(Records for this exercise)
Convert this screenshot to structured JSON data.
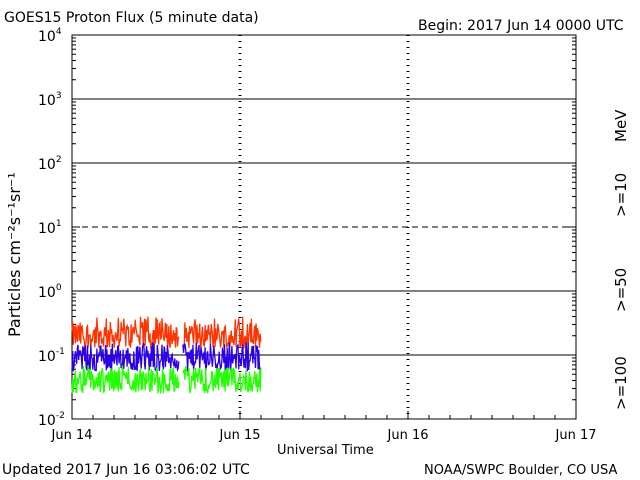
{
  "header": {
    "title": "GOES15 Proton Flux (5 minute data)",
    "begin": "Begin: 2017 Jun 14 0000 UTC"
  },
  "footer": {
    "updated": "Updated 2017 Jun 16 03:06:02 UTC",
    "credit": "NOAA/SWPC Boulder, CO USA"
  },
  "chart_data": {
    "type": "line",
    "title": "GOES15 Proton Flux (5 minute data)",
    "xlabel": "Universal Time",
    "ylabel": "Particles cm⁻²s⁻¹sr⁻¹",
    "yscale": "log",
    "ylim": [
      0.01,
      10000
    ],
    "x_ticks": [
      "Jun 14",
      "Jun 15",
      "Jun 16",
      "Jun 17"
    ],
    "xlim_days": [
      0,
      3
    ],
    "y_tick_exponents": [
      -2,
      -1,
      0,
      1,
      2,
      3,
      4
    ],
    "y_gridlines": [
      0.1,
      1,
      10,
      100,
      1000
    ],
    "dashed_gridline": 10,
    "energy_unit": "MeV",
    "data_end_day": 1.125,
    "gaps_day": [
      [
        0.64,
        0.66
      ]
    ],
    "series": [
      {
        "name": ">=10",
        "color": "#ff3300",
        "typical_value": 0.2,
        "range": [
          0.13,
          0.4
        ]
      },
      {
        "name": ">=50",
        "color": "#2b00e6",
        "typical_value": 0.09,
        "range": [
          0.055,
          0.16
        ]
      },
      {
        "name": ">=100",
        "color": "#22ff00",
        "typical_value": 0.04,
        "range": [
          0.025,
          0.07
        ]
      }
    ]
  }
}
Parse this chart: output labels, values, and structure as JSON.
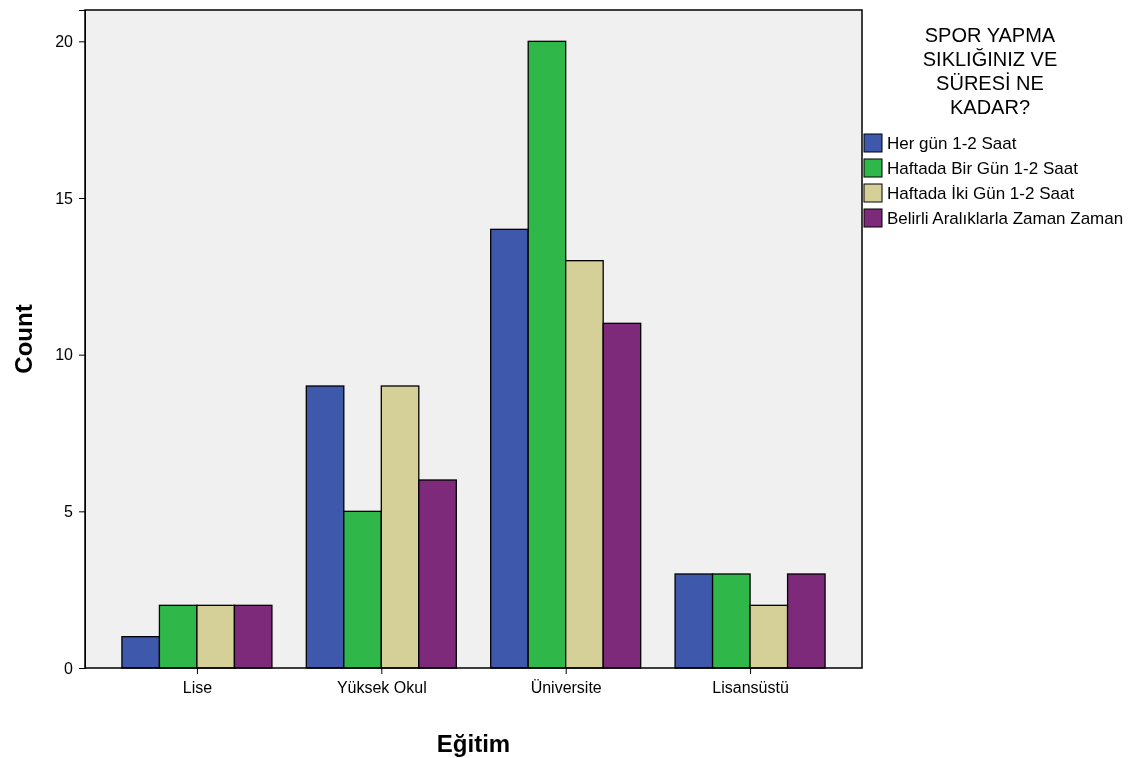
{
  "chart_data": {
    "type": "bar",
    "xlabel": "Eğitim",
    "ylabel": "Count",
    "legend_title": "SPOR YAPMA SIKLIĞINIZ VE SÜRESİ NE KADAR?",
    "categories": [
      "Lise",
      "Yüksek Okul",
      "Üniversite",
      "Lisansüstü"
    ],
    "series": [
      {
        "name": "Her gün 1-2 Saat",
        "color": "#3e58ac",
        "values": [
          1,
          9,
          14,
          3
        ]
      },
      {
        "name": "Haftada Bir Gün 1-2 Saat",
        "color": "#2fb74a",
        "values": [
          2,
          5,
          20,
          3
        ]
      },
      {
        "name": "Haftada İki Gün 1-2 Saat",
        "color": "#d5cf98",
        "values": [
          2,
          9,
          13,
          2
        ]
      },
      {
        "name": "Belirli Aralıklarla Zaman Zaman",
        "color": "#7e2a7b",
        "values": [
          2,
          6,
          11,
          3
        ]
      }
    ],
    "ylim": [
      0,
      21
    ],
    "yticks": [
      0,
      5,
      10,
      15,
      20
    ],
    "grid": false,
    "legend": "top right"
  }
}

(The task) Using the material above, return every line exactly as it appears, minus the pictures.

(Exercise response)
Convert this screenshot to structured JSON data.
{
  "header": {
    "title": "GOES15 Proton Flux (5 minute data)",
    "begin": "Begin: 2017 Jun 14 0000 UTC"
  },
  "footer": {
    "updated": "Updated 2017 Jun 16 03:06:02 UTC",
    "credit": "NOAA/SWPC Boulder, CO USA"
  },
  "chart_data": {
    "type": "line",
    "title": "GOES15 Proton Flux (5 minute data)",
    "xlabel": "Universal Time",
    "ylabel": "Particles cm⁻²s⁻¹sr⁻¹",
    "yscale": "log",
    "ylim": [
      0.01,
      10000
    ],
    "x_ticks": [
      "Jun 14",
      "Jun 15",
      "Jun 16",
      "Jun 17"
    ],
    "xlim_days": [
      0,
      3
    ],
    "y_tick_exponents": [
      -2,
      -1,
      0,
      1,
      2,
      3,
      4
    ],
    "y_gridlines": [
      0.1,
      1,
      10,
      100,
      1000
    ],
    "dashed_gridline": 10,
    "energy_unit": "MeV",
    "data_end_day": 1.125,
    "gaps_day": [
      [
        0.64,
        0.66
      ]
    ],
    "series": [
      {
        "name": ">=10",
        "color": "#ff3300",
        "typical_value": 0.2,
        "range": [
          0.13,
          0.4
        ]
      },
      {
        "name": ">=50",
        "color": "#2b00e6",
        "typical_value": 0.09,
        "range": [
          0.055,
          0.16
        ]
      },
      {
        "name": ">=100",
        "color": "#22ff00",
        "typical_value": 0.04,
        "range": [
          0.025,
          0.07
        ]
      }
    ]
  }
}
Parse this chart: output labels, values, and structure as JSON.
{
  "chart_data": {
    "type": "bar",
    "xlabel": "Eğitim",
    "ylabel": "Count",
    "legend_title": "SPOR YAPMA SIKLIĞINIZ VE SÜRESİ NE KADAR?",
    "categories": [
      "Lise",
      "Yüksek Okul",
      "Üniversite",
      "Lisansüstü"
    ],
    "series": [
      {
        "name": "Her gün 1-2 Saat",
        "color": "#3e58ac",
        "values": [
          1,
          9,
          14,
          3
        ]
      },
      {
        "name": "Haftada Bir Gün 1-2 Saat",
        "color": "#2fb74a",
        "values": [
          2,
          5,
          20,
          3
        ]
      },
      {
        "name": "Haftada İki Gün 1-2 Saat",
        "color": "#d5cf98",
        "values": [
          2,
          9,
          13,
          2
        ]
      },
      {
        "name": "Belirli Aralıklarla Zaman Zaman",
        "color": "#7e2a7b",
        "values": [
          2,
          6,
          11,
          3
        ]
      }
    ],
    "ylim": [
      0,
      21
    ],
    "yticks": [
      0,
      5,
      10,
      15,
      20
    ],
    "grid": false,
    "legend": "top right"
  }
}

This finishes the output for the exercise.